_Task prompt_. Convert every line of the items below into a JSON list of strings, one string per line, skipping blank lines and leaving out the pictures.

_Supplied material_.

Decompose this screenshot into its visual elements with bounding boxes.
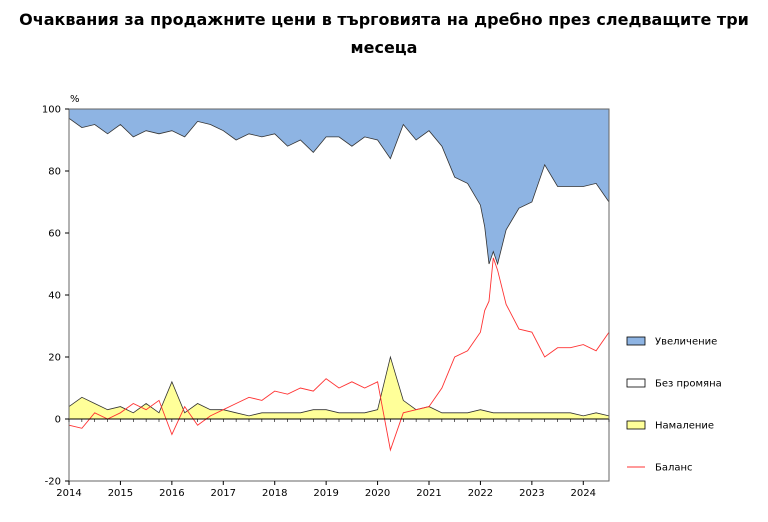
chart-title: Очаквания за продажните цени в търговият…	[0, 6, 768, 62]
y-tick-label: 80	[48, 167, 61, 178]
y-tick-label: 0	[55, 415, 61, 426]
y-tick-label: 20	[48, 353, 61, 364]
legend-label-2: Намаление	[655, 421, 714, 432]
x-tick-label: 2017	[211, 488, 236, 499]
legend-label-3: Баланс	[655, 463, 693, 474]
y-tick-label: 40	[48, 291, 61, 302]
plot-areas	[69, 109, 609, 419]
x-tick-label: 2019	[313, 488, 338, 499]
y-tick-label: 60	[48, 229, 61, 240]
x-tick-label: 2014	[56, 488, 81, 499]
legend-label-1: Без промяна	[655, 379, 722, 390]
increase-area	[69, 109, 609, 264]
x-tick-label: 2020	[365, 488, 390, 499]
x-tick-label: 2016	[159, 488, 184, 499]
legend-swatch-1	[626, 378, 646, 388]
y-tick-label: -20	[45, 477, 61, 488]
chart-title-line-1: Очаквания за продажните цени в търговият…	[19, 10, 749, 29]
balance-line	[68, 257, 610, 452]
y-tick-label: 100	[42, 105, 61, 116]
increase-boundary-line	[68, 117, 610, 266]
x-tick-label: 2023	[519, 488, 544, 499]
legend-label-0: Увеличение	[655, 337, 717, 348]
x-tick-label: 2021	[416, 488, 441, 499]
plot-lines	[68, 117, 610, 452]
x-tick-label: 2018	[262, 488, 287, 499]
x-tick-label: 2015	[108, 488, 133, 499]
y-unit-label: %	[70, 94, 80, 105]
axes: -20 0 20 40 60 80 100 2014 2015 2016 2017 2018 2019 2…	[42, 105, 610, 499]
legend-swatch-0	[626, 336, 646, 346]
legend: Увеличение Без промяна Намаление Баланс	[626, 336, 722, 474]
x-tick-label: 2024	[571, 488, 596, 499]
decrease-boundary-line	[68, 355, 610, 417]
legend-swatch-2	[626, 420, 646, 430]
chart-title-line-2: месеца	[350, 38, 418, 57]
x-tick-label: 2022	[468, 488, 493, 499]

_Result of the task_.
[
  "Decompose this screenshot into its visual elements with bounding boxes.",
  "chart-title: Очаквания за продажните цени в търговият…\t[0, 6, 768, 62]",
  "y-tick-label: 80\t[48, 167, 61, 178]",
  "y-tick-label: 0\t[55, 415, 61, 426]",
  "y-tick-label: 20\t[48, 353, 61, 364]",
  "legend-label-2: Намаление\t[655, 421, 714, 432]",
  "x-tick-label: 2017\t[211, 488, 236, 499]",
  "legend-label-3: Баланс\t[655, 463, 693, 474]",
  "y-tick-label: 40\t[48, 291, 61, 302]",
  "plot-areas\t[69, 109, 609, 419]",
  "x-tick-label: 2019\t[313, 488, 338, 499]",
  "y-tick-label: 60\t[48, 229, 61, 240]",
  "x-tick-label: 2014\t[56, 488, 81, 499]",
  "legend-label-1: Без промяна\t[655, 379, 722, 390]",
  "increase-area\t[69, 109, 609, 264]",
  "x-tick-label: 2020\t[365, 488, 390, 499]",
  "x-tick-label: 2016\t[159, 488, 184, 499]",
  "legend-swatch-1\t[626, 378, 646, 388]",
  "y-tick-label: -20\t[45, 477, 61, 488]",
  "chart-title-line-1: Очаквания за продажните цени в търговият…\t[19, 10, 749, 29]",
  "balance-line\t[68, 257, 610, 452]",
  "y-tick-label: 100\t[42, 105, 61, 116]",
  "increase-boundary-line\t[68, 117, 610, 266]",
  "x-tick-label: 2023\t[519, 488, 544, 499]",
  "legend-label-0: Увеличение\t[655, 337, 717, 348]",
  "x-tick-label: 2021\t[416, 488, 441, 499]",
  "plot-lines\t[68, 117, 610, 452]",
  "x-tick-label: 2018\t[262, 488, 287, 499]",
  "x-tick-label: 2015\t[108, 488, 133, 499]",
  "y-unit-label: %\t[70, 94, 80, 105]",
  "axes: -20 0 20 40 60 80 100 2014 2015 2016 2017 2018 2019 2…\t[42, 105, 610, 499]",
  "legend-swatch-0\t[626, 336, 646, 346]",
  "legend: Увеличение Без промяна Намаление Баланс\t[626, 336, 722, 474]",
  "x-tick-label: 2024\t[571, 488, 596, 499]",
  "decrease-boundary-line\t[68, 355, 610, 417]",
  "legend-swatch-2\t[626, 420, 646, 430]",
  "chart-title-line-2: месеца\t[350, 38, 418, 57]",
  "x-tick-label: 2022\t[468, 488, 493, 499]"
]